* _Problem details_
Skip the images and copy each record exactly as written.

>> START Dataset excerpts

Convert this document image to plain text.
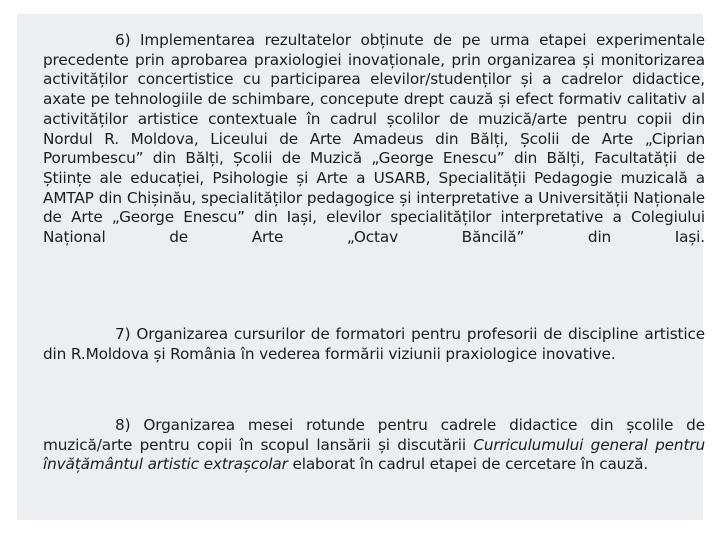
6) Implementarea rezultatelor obținute de pe urma etapei experimentale precedente prin aprobarea praxiologiei inovaționale, prin organizarea și monitorizarea activităților concertistice cu participarea elevilor/studenților și a cadrelor didactice, axate pe tehnologiile de schimbare, concepute drept cauză și efect formativ calitativ al activităților artistice contextuale în cadrul școlilor de muzică/arte pentru copii din Nordul R. Moldova, Liceului de Arte Amadeus din Bălți, Școlii de Arte „Ciprian Porumbescu” din Bălți, Școlii de Muzică „George Enescu” din Bălți, Facultatății de Științe ale educației, Psihologie și Arte a USARB, Specialității Pedagogie muzicală a AMTAP din Chișinău, specialităților pedagogice și interpretative a Universității Naționale de Arte „George Enescu” din Iași, elevilor specialităților interpretative a Colegiului Național de Arte „Octav Băncilă” din Iași.

7) Organizarea cursurilor de formatori pentru profesorii de discipline artistice din R.Moldova și România în vederea formării viziunii praxiologice inovative.

8) Organizarea mesei rotunde pentru cadrele didactice din școlile de muzică/arte pentru copii în scopul lansării și discutării Curriculumului general pentru învățământul artistic extrașcolar elaborat în cadrul etapei de cercetare în cauză.
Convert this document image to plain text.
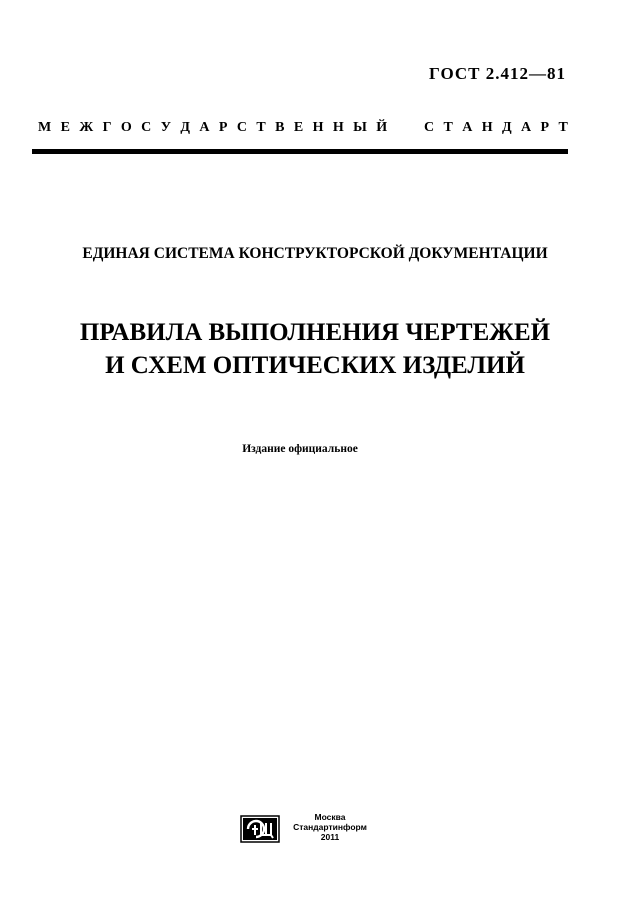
ГОСТ 2.412—81
М Е Ж Г О С У Д А Р С Т В Е Н Н Ы Й
	С Т А Н Д А Р Т
ЕДИНАЯ СИСТЕМА КОНСТРУКТОРСКОЙ ДОКУМЕНТАЦИИ
ПРАВИЛА ВЫПОЛНЕНИЯ ЧЕРТЕЖЕЙ
И СХЕМ ОПТИЧЕСКИХ ИЗДЕЛИЙ
Издание официальное
Москва
Стандартинформ
2011
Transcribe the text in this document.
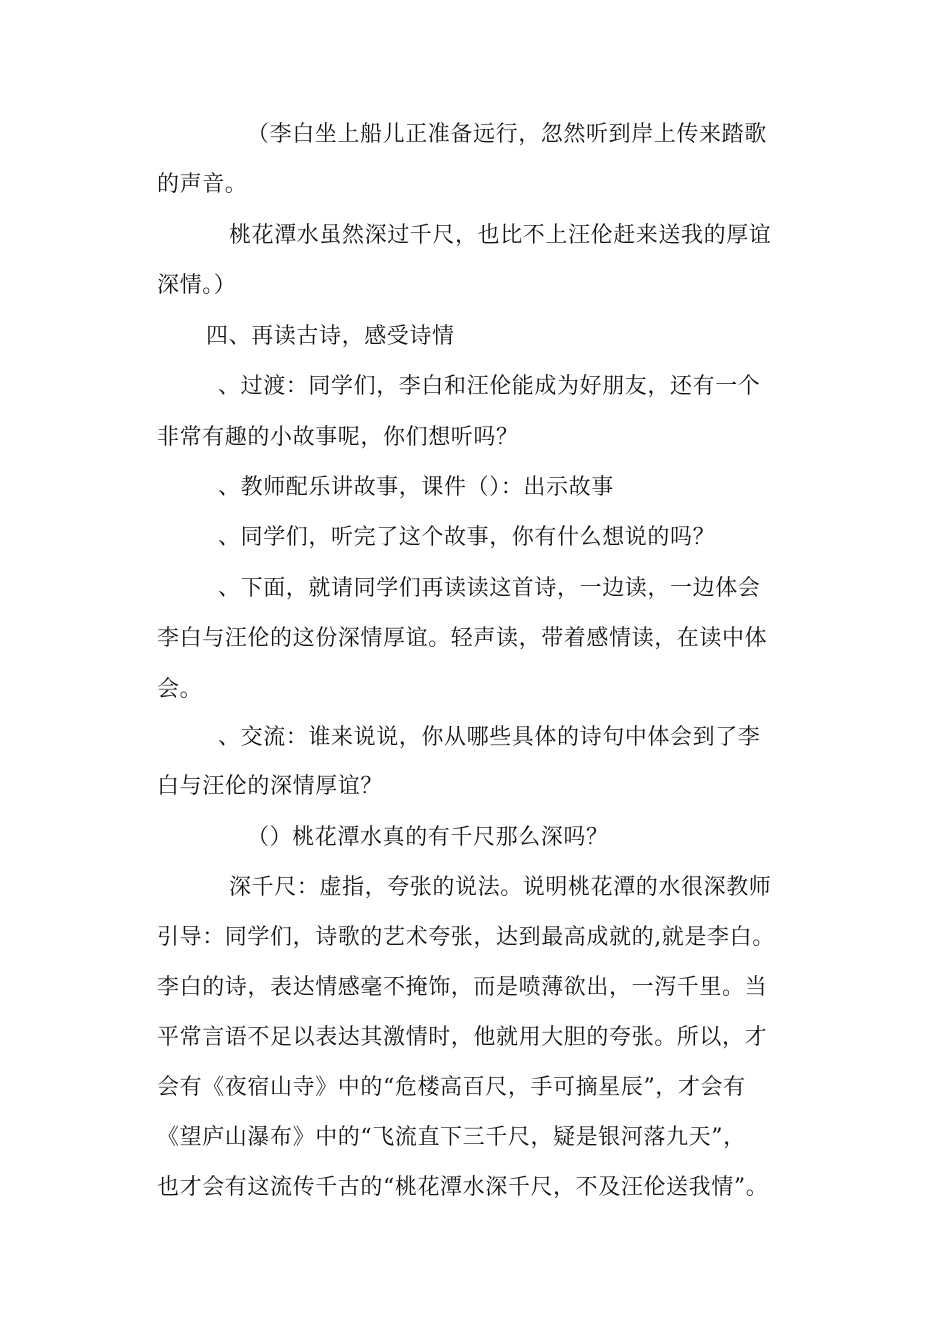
（李白坐上船儿正准备远行，忽然听到岸上传来踏歌
的声音。
桃花潭水虽然深过千尺，也比不上汪伦赶来送我的厚谊
深情。）
四、再读古诗，感受诗情
、过渡：同学们，李白和汪伦能成为好朋友，还有一个
非常有趣的小故事呢，你们想听吗？
、教师配乐讲故事，课件（）：出示故事
、同学们，听完了这个故事，你有什么想说的吗？
、下面，就请同学们再读读这首诗，一边读，一边体会
李白与汪伦的这份深情厚谊。轻声读，带着感情读，在读中体
会。
、交流：谁来说说，你从哪些具体的诗句中体会到了李
白与汪伦的深情厚谊？
（）桃花潭水真的有千尺那么深吗？
深千尺：虚指，夸张的说法。说明桃花潭的水很深教师
引导：同学们，诗歌的艺术夸张，达到最高成就的,就是李白。
李白的诗，表达情感毫不掩饰，而是喷薄欲出，一泻千里。当
平常言语不足以表达其激情时，他就用大胆的夸张。所以，才
会有《夜宿山寺》中的“危楼高百尺，手可摘星辰”，才会有
《望庐山瀑布》中的“飞流直下三千尺，疑是银河落九天”，
也才会有这流传千古的“桃花潭水深千尺，不及汪伦送我情”。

>> END Dataset excerpts

* _Worked solution_
Convert this document image to plain text.
6) Implementarea rezultatelor obținute de pe urma etapei experimentale precedente prin aprobarea praxiologiei inovaționale, prin organizarea și monitorizarea activităților concertistice cu participarea elevilor/studenților și a cadrelor didactice, axate pe tehnologiile de schimbare, concepute drept cauză și efect formativ calitativ al activităților artistice contextuale în cadrul școlilor de muzică/arte pentru copii din Nordul R. Moldova, Liceului de Arte Amadeus din Bălți, Școlii de Arte „Ciprian Porumbescu” din Bălți, Școlii de Muzică „George Enescu” din Bălți, Facultatății de Științe ale educației, Psihologie și Arte a USARB, Specialității Pedagogie muzicală a AMTAP din Chișinău, specialităților pedagogice și interpretative a Universității Naționale de Arte „George Enescu” din Iași, elevilor specialităților interpretative a Colegiului Național de Arte „Octav Băncilă” din Iași.

7) Organizarea cursurilor de formatori pentru profesorii de discipline artistice din R.Moldova și România în vederea formării viziunii praxiologice inovative.

8) Organizarea mesei rotunde pentru cadrele didactice din școlile de muzică/arte pentru copii în scopul lansării și discutării Curriculumului general pentru învățământul artistic extrașcolar elaborat în cadrul etapei de cercetare în cauză.
Convert this document image to plain text.
ГОСТ 2.412—81
М Е Ж Г О С У Д А Р С Т В Е Н Н Ы Й
	С Т А Н Д А Р Т
ЕДИНАЯ СИСТЕМА КОНСТРУКТОРСКОЙ ДОКУМЕНТАЦИИ
ПРАВИЛА ВЫПОЛНЕНИЯ ЧЕРТЕЖЕЙ
И СХЕМ ОПТИЧЕСКИХ ИЗДЕЛИЙ
Издание официальное
Москва
Стандартинформ
2011
Transcribe the text in this document.
（李白坐上船儿正准备远行，忽然听到岸上传来踏歌
的声音。
桃花潭水虽然深过千尺，也比不上汪伦赶来送我的厚谊
深情。）
四、再读古诗，感受诗情
、过渡：同学们，李白和汪伦能成为好朋友，还有一个
非常有趣的小故事呢，你们想听吗？
、教师配乐讲故事，课件（）：出示故事
、同学们，听完了这个故事，你有什么想说的吗？
、下面，就请同学们再读读这首诗，一边读，一边体会
李白与汪伦的这份深情厚谊。轻声读，带着感情读，在读中体
会。
、交流：谁来说说，你从哪些具体的诗句中体会到了李
白与汪伦的深情厚谊？
（）桃花潭水真的有千尺那么深吗？
深千尺：虚指，夸张的说法。说明桃花潭的水很深教师
引导：同学们，诗歌的艺术夸张，达到最高成就的,就是李白。
李白的诗，表达情感毫不掩饰，而是喷薄欲出，一泻千里。当
平常言语不足以表达其激情时，他就用大胆的夸张。所以，才
会有《夜宿山寺》中的“危楼高百尺，手可摘星辰”，才会有
《望庐山瀑布》中的“飞流直下三千尺，疑是银河落九天”，
也才会有这流传千古的“桃花潭水深千尺，不及汪伦送我情”。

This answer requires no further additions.